EXTRACT TO READ:

··········

The first glimpse that Michelle Huneven offers of the main character in her new novel, “Blame,” comes through the eyes of a dazzled child. Patsy MacLemoore is a blonde with long, tan legs and a perfect smile, and she’s dating 12-year-old Joey’s dashing uncle, Brice, scion of one of the grand families in the Southern California town of Altadena. She’s also a newly minted history professor at a local college. On the surface, Patsy looks great, but in the course of an evening spent with Joey and Brice, she gets drunker and drunker — also, more desperate: clinging to the elusive Brice and quizzing Joey about her uncle’s “other girlfriends.” Somewhere in there, she offers to pierce Joey’s ears, but the result is lopsided, one hole higher than the other. “Just cock your head to one side,” Patsy tells the girl, “and no one will ever notice.”

The rest of “Blame” describes the destruction of Patsy MacLemoore, the reconstruction of a new Patsy and then a revelation that sets the reconstructed woman teetering. A year after the opening scene, Patsy wakes up on a concrete shelf, in jail for hitting and killing a mother and daughter, Jehovah’s Witnesses, in her own driveway. She remembers nothing. Harrowed by guilt, she shuffles numbly through hearings and trials, then gets sentenced to four years in prison. Although she only ends up serving two of those years, the experience — depicted with flinty immediacy as a series of “loud, loud, too-bright clanging days” — becomes the grit at the center of her new identity. The day of her release marks her first, wobbly attempts at a series of commonplace hurdles: learning to be alone again, making it to AA meetings every day, adjusting to Brice’s newly unveiled homosexuality, convincing somebody to give her another shot at teaching, and recalibrating a romantic skill set best summarized as, “show her a man who didn’t love her and she’d do her damndest to change his mind.”

··········

SUPPLIED DATA:
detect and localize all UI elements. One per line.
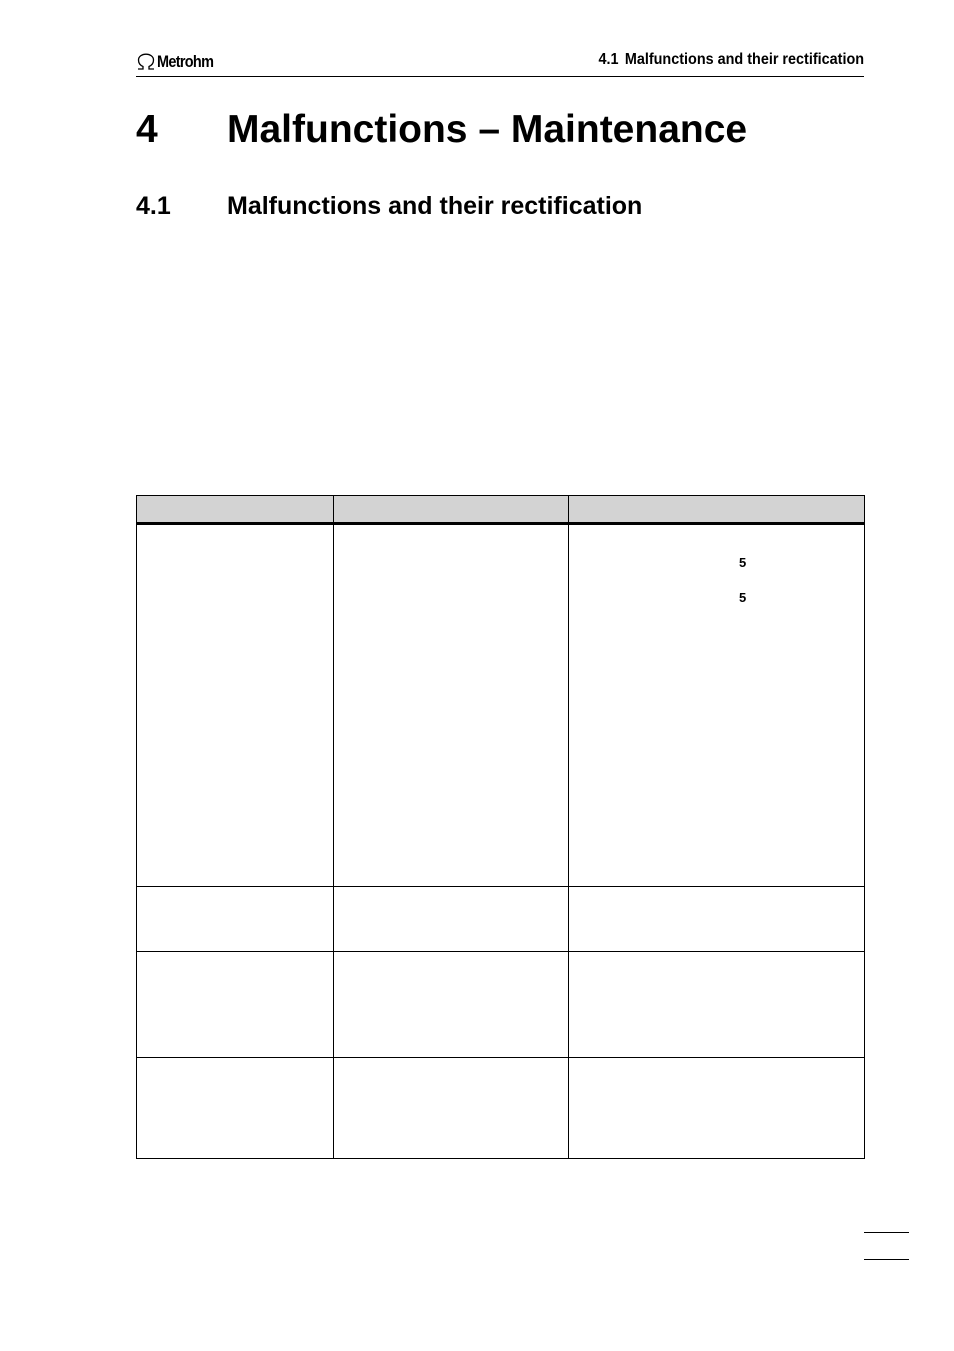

··········

SHORT PROBLEM: Continue the review of the novel "Blame" from where it stops, in the same style.

RESULT FOR THIS EXERCISE:
Given the publisher’s packaging of “Blame,” I’m not spoiling anything by disclosing that, late in the novel, Patsy learns she was not responsible for the deaths that have tormented her after all. Whether or not Huneven’s publisher can justly be accused of spoilage is, to my mind, debatable. If “Blame” were a novel wholly reliant on plot and the mechanical execution of a “twist,” perhaps it would be. But there’s a difference between mere plot and story, the latter of which consists of a sensation of irresistible forward movement created in the mind and emotions of a reader. Surprise is irrelevant. Knowing that Patsy will be exonerated only makes the painful assembling of her post-crash personality more engrossing. The new Patsy is a much better woman, shed of the reckless, insensitive shell she carried before, but if the foundation of this new woman is a lie, if it is constructed from unearned suffering, then how real can she be?

Readers may be attracted to “Blame” by its provocative premise, but they will be seized by the way Huneven lays open the delicate tissues connecting intention and the self. Can we become someone different by dint of concentrated, daily work, as AA suggests? Doesn’t sustained effort like that — rather than the shock of, say, one terrible mistake — define who we really are? Patsy hated prison, yet she holds the experience of it close, because it transformed her but also simply because it’s hers. The events that shape us aren’t always of our own choosing, but the person they make us into, however scarred, is the one thing we truly own.

Laura Miller

Laura Miller is a senior writer for Salon. She is the author of "The Magician's Book: A Skeptic's Adventures in Narnia" and has a Web site, magiciansbook.com.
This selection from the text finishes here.